### [Problem details]
Convert the material from the line containing "Text: 21: 21 [332, 387, 344, 397]" up to and including the line containing "Text: 15: 15 [371, 247, 384, 257]" into a Markdown table with columns Row and Entry, numbering each line and omitting blank lines.

### [Source data]
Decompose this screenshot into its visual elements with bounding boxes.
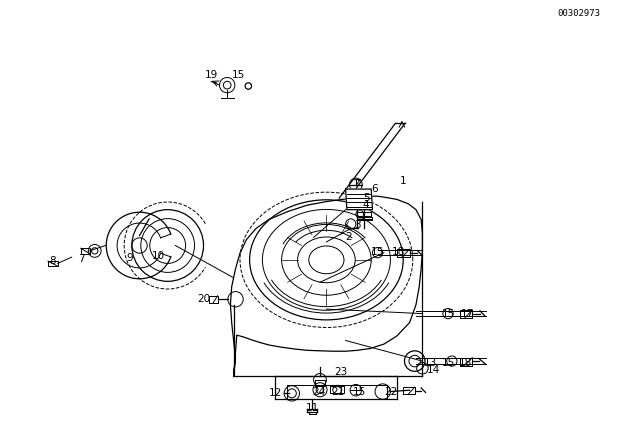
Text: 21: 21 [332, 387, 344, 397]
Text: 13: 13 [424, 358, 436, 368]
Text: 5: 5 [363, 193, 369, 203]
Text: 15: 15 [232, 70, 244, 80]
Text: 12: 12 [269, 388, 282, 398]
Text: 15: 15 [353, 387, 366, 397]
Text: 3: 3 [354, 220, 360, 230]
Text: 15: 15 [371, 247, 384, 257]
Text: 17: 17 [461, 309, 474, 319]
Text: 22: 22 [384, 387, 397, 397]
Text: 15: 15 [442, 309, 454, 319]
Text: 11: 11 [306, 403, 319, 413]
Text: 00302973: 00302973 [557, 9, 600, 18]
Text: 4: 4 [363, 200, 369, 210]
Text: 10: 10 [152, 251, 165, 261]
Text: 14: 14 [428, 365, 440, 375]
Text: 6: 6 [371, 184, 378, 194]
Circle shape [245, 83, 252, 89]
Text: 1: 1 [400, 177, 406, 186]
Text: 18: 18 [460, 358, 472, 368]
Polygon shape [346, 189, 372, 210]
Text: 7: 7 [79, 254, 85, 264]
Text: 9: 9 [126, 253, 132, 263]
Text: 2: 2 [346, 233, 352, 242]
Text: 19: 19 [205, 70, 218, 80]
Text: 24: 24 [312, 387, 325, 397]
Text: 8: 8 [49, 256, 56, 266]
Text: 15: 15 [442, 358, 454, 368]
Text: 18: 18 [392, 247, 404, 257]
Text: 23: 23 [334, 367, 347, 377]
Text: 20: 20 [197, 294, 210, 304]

...

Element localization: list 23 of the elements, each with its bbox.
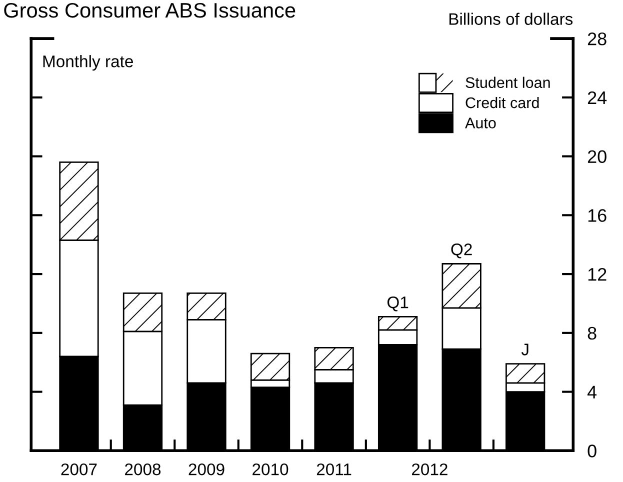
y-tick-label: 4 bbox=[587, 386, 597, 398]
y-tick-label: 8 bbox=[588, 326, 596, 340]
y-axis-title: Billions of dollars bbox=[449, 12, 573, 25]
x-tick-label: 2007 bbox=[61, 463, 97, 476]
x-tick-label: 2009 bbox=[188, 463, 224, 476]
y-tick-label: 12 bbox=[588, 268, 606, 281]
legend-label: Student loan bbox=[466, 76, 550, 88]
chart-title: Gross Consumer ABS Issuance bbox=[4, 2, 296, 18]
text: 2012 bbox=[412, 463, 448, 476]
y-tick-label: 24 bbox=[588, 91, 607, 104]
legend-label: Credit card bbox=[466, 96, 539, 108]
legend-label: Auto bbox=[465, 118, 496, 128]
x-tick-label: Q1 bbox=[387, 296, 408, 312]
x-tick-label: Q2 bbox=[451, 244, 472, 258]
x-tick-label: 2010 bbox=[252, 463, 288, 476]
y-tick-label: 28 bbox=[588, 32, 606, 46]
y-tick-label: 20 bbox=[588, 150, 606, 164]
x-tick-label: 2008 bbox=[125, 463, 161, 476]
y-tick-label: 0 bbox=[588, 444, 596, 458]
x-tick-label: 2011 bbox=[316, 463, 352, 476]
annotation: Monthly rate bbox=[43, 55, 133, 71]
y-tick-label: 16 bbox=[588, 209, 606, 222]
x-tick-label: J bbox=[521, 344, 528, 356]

### [Written answer]
| Row | Entry |
|---|---|
| 1 | Text: 21: 21 [332, 387, 344, 397] |
| 2 | Text: 13: 13 [424, 358, 436, 368] |
| 3 | Text: 5: 5 [363, 193, 369, 203] |
| 4 | Text: 15: 15 [232, 70, 244, 80] |
| 5 | Text: 12: 12 [269, 388, 282, 398] |
| 6 | Text: 15: 15 [353, 387, 366, 397] |
| 7 | Text: 3: 3 [354, 220, 360, 230] |
| 8 | Text: 15: 15 [371, 247, 384, 257] |